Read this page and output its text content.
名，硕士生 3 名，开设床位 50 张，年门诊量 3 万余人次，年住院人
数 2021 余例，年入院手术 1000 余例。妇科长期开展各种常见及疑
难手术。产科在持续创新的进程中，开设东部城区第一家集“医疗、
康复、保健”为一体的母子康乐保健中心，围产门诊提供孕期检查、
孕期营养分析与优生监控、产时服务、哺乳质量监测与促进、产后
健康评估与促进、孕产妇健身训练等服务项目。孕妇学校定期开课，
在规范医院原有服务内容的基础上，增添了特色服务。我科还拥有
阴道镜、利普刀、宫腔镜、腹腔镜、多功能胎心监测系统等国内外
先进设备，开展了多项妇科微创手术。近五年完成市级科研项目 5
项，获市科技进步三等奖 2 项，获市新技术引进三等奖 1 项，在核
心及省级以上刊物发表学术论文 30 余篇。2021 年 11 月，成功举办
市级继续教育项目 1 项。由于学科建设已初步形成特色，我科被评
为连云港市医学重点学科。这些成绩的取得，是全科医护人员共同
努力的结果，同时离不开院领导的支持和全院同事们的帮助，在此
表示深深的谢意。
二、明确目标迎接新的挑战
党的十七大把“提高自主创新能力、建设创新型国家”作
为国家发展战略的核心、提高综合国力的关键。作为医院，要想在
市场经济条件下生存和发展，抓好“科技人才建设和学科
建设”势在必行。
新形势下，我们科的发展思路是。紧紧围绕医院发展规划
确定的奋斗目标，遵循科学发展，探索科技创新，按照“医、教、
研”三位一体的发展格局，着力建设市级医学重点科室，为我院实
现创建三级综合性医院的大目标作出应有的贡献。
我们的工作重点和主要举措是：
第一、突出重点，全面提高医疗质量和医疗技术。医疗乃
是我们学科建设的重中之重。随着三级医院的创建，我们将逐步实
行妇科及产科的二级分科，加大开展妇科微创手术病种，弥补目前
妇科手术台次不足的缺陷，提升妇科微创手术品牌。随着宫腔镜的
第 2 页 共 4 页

• • • •

▸ **EXERCISE BRIEF**
Write the data back out verbatim.

▸ **SOLUTION TO THIS TASK**
Read this page and output its text content.
名，硕士生 3 名，开设床位 50 张，年门诊量 3 万余人次，年住院人
数 2021 余例，年入院手术 1000 余例。妇科长期开展各种常见及疑
难手术。产科在持续创新的进程中，开设东部城区第一家集“医疗、
康复、保健”为一体的母子康乐保健中心，围产门诊提供孕期检查、
孕期营养分析与优生监控、产时服务、哺乳质量监测与促进、产后
健康评估与促进、孕产妇健身训练等服务项目。孕妇学校定期开课，
在规范医院原有服务内容的基础上，增添了特色服务。我科还拥有
阴道镜、利普刀、宫腔镜、腹腔镜、多功能胎心监测系统等国内外
先进设备，开展了多项妇科微创手术。近五年完成市级科研项目 5
项，获市科技进步三等奖 2 项，获市新技术引进三等奖 1 项，在核
心及省级以上刊物发表学术论文 30 余篇。2021 年 11 月，成功举办
市级继续教育项目 1 项。由于学科建设已初步形成特色，我科被评
为连云港市医学重点学科。这些成绩的取得，是全科医护人员共同
努力的结果，同时离不开院领导的支持和全院同事们的帮助，在此
表示深深的谢意。
二、明确目标迎接新的挑战
党的十七大把“提高自主创新能力、建设创新型国家”作
为国家发展战略的核心、提高综合国力的关键。作为医院，要想在
市场经济条件下生存和发展，抓好“科技人才建设和学科
建设”势在必行。
新形势下，我们科的发展思路是。紧紧围绕医院发展规划
确定的奋斗目标，遵循科学发展，探索科技创新，按照“医、教、
研”三位一体的发展格局，着力建设市级医学重点科室，为我院实
现创建三级综合性医院的大目标作出应有的贡献。
我们的工作重点和主要举措是：
第一、突出重点，全面提高医疗质量和医疗技术。医疗乃
是我们学科建设的重中之重。随着三级医院的创建，我们将逐步实
行妇科及产科的二级分科，加大开展妇科微创手术病种，弥补目前
妇科手术台次不足的缺陷，提升妇科微创手术品牌。随着宫腔镜的
第 2 页 共 4 页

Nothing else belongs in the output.